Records
* * * *

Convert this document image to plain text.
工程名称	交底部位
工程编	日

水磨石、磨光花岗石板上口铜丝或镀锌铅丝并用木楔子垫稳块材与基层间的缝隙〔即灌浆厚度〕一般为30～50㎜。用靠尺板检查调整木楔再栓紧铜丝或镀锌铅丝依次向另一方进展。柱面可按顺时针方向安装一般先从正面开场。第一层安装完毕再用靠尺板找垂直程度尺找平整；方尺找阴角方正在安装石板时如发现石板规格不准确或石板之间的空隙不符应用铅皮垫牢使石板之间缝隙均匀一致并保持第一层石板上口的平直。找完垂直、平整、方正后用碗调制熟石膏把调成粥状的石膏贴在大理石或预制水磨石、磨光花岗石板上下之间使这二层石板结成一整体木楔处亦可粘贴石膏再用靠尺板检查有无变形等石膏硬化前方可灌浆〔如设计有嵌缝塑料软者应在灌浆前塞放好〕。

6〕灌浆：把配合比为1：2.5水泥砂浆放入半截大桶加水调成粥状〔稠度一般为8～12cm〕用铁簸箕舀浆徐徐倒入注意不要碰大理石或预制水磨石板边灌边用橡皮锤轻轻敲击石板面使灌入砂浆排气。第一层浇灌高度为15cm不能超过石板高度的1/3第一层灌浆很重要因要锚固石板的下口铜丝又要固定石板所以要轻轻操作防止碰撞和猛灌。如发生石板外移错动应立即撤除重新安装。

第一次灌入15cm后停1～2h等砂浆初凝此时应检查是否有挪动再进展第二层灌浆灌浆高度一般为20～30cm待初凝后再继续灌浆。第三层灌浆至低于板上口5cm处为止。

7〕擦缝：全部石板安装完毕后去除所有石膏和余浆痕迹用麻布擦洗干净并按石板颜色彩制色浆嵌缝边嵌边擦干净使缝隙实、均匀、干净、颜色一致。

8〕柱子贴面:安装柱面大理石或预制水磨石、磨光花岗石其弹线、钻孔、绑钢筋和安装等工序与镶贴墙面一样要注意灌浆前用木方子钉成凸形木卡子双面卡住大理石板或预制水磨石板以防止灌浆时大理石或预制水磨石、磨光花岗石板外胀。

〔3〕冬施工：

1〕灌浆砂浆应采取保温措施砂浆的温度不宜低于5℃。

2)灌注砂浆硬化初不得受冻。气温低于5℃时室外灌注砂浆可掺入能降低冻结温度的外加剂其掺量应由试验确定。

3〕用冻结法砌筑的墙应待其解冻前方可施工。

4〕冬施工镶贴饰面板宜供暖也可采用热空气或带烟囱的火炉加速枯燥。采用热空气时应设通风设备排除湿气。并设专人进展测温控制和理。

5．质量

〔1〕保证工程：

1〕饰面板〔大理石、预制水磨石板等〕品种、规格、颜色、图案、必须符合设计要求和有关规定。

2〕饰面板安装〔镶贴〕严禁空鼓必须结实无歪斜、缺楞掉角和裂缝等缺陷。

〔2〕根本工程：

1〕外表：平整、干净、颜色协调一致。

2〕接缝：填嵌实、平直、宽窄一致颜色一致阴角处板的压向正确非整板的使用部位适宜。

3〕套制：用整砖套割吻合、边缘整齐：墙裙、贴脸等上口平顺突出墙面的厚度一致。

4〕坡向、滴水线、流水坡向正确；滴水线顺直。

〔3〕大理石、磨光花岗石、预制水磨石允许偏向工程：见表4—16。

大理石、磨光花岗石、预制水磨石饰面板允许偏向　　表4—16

* * * *

**The problem:** Please output every record, keeping each line exact.

**Solution to the exercise:**
Convert this document image to plain text.
工程名称	交底部位
工程编	日

水磨石、磨光花岗石板上口铜丝或镀锌铅丝并用木楔子垫稳块材与基层间的缝隙〔即灌浆厚度〕一般为30～50㎜。用靠尺板检查调整木楔再栓紧铜丝或镀锌铅丝依次向另一方进展。柱面可按顺时针方向安装一般先从正面开场。第一层安装完毕再用靠尺板找垂直程度尺找平整；方尺找阴角方正在安装石板时如发现石板规格不准确或石板之间的空隙不符应用铅皮垫牢使石板之间缝隙均匀一致并保持第一层石板上口的平直。找完垂直、平整、方正后用碗调制熟石膏把调成粥状的石膏贴在大理石或预制水磨石、磨光花岗石板上下之间使这二层石板结成一整体木楔处亦可粘贴石膏再用靠尺板检查有无变形等石膏硬化前方可灌浆〔如设计有嵌缝塑料软者应在灌浆前塞放好〕。

6〕灌浆：把配合比为1：2.5水泥砂浆放入半截大桶加水调成粥状〔稠度一般为8～12cm〕用铁簸箕舀浆徐徐倒入注意不要碰大理石或预制水磨石板边灌边用橡皮锤轻轻敲击石板面使灌入砂浆排气。第一层浇灌高度为15cm不能超过石板高度的1/3第一层灌浆很重要因要锚固石板的下口铜丝又要固定石板所以要轻轻操作防止碰撞和猛灌。如发生石板外移错动应立即撤除重新安装。

第一次灌入15cm后停1～2h等砂浆初凝此时应检查是否有挪动再进展第二层灌浆灌浆高度一般为20～30cm待初凝后再继续灌浆。第三层灌浆至低于板上口5cm处为止。

7〕擦缝：全部石板安装完毕后去除所有石膏和余浆痕迹用麻布擦洗干净并按石板颜色彩制色浆嵌缝边嵌边擦干净使缝隙实、均匀、干净、颜色一致。

8〕柱子贴面:安装柱面大理石或预制水磨石、磨光花岗石其弹线、钻孔、绑钢筋和安装等工序与镶贴墙面一样要注意灌浆前用木方子钉成凸形木卡子双面卡住大理石板或预制水磨石板以防止灌浆时大理石或预制水磨石、磨光花岗石板外胀。

〔3〕冬施工：

1〕灌浆砂浆应采取保温措施砂浆的温度不宜低于5℃。

2)灌注砂浆硬化初不得受冻。气温低于5℃时室外灌注砂浆可掺入能降低冻结温度的外加剂其掺量应由试验确定。

3〕用冻结法砌筑的墙应待其解冻前方可施工。

4〕冬施工镶贴饰面板宜供暖也可采用热空气或带烟囱的火炉加速枯燥。采用热空气时应设通风设备排除湿气。并设专人进展测温控制和理。

5．质量

〔1〕保证工程：

1〕饰面板〔大理石、预制水磨石板等〕品种、规格、颜色、图案、必须符合设计要求和有关规定。

2〕饰面板安装〔镶贴〕严禁空鼓必须结实无歪斜、缺楞掉角和裂缝等缺陷。

〔2〕根本工程：

1〕外表：平整、干净、颜色协调一致。

2〕接缝：填嵌实、平直、宽窄一致颜色一致阴角处板的压向正确非整板的使用部位适宜。

3〕套制：用整砖套割吻合、边缘整齐：墙裙、贴脸等上口平顺突出墙面的厚度一致。

4〕坡向、滴水线、流水坡向正确；滴水线顺直。

〔3〕大理石、磨光花岗石、预制水磨石允许偏向工程：见表4—16。

大理石、磨光花岗石、预制水磨石饰面板允许偏向　　表4—16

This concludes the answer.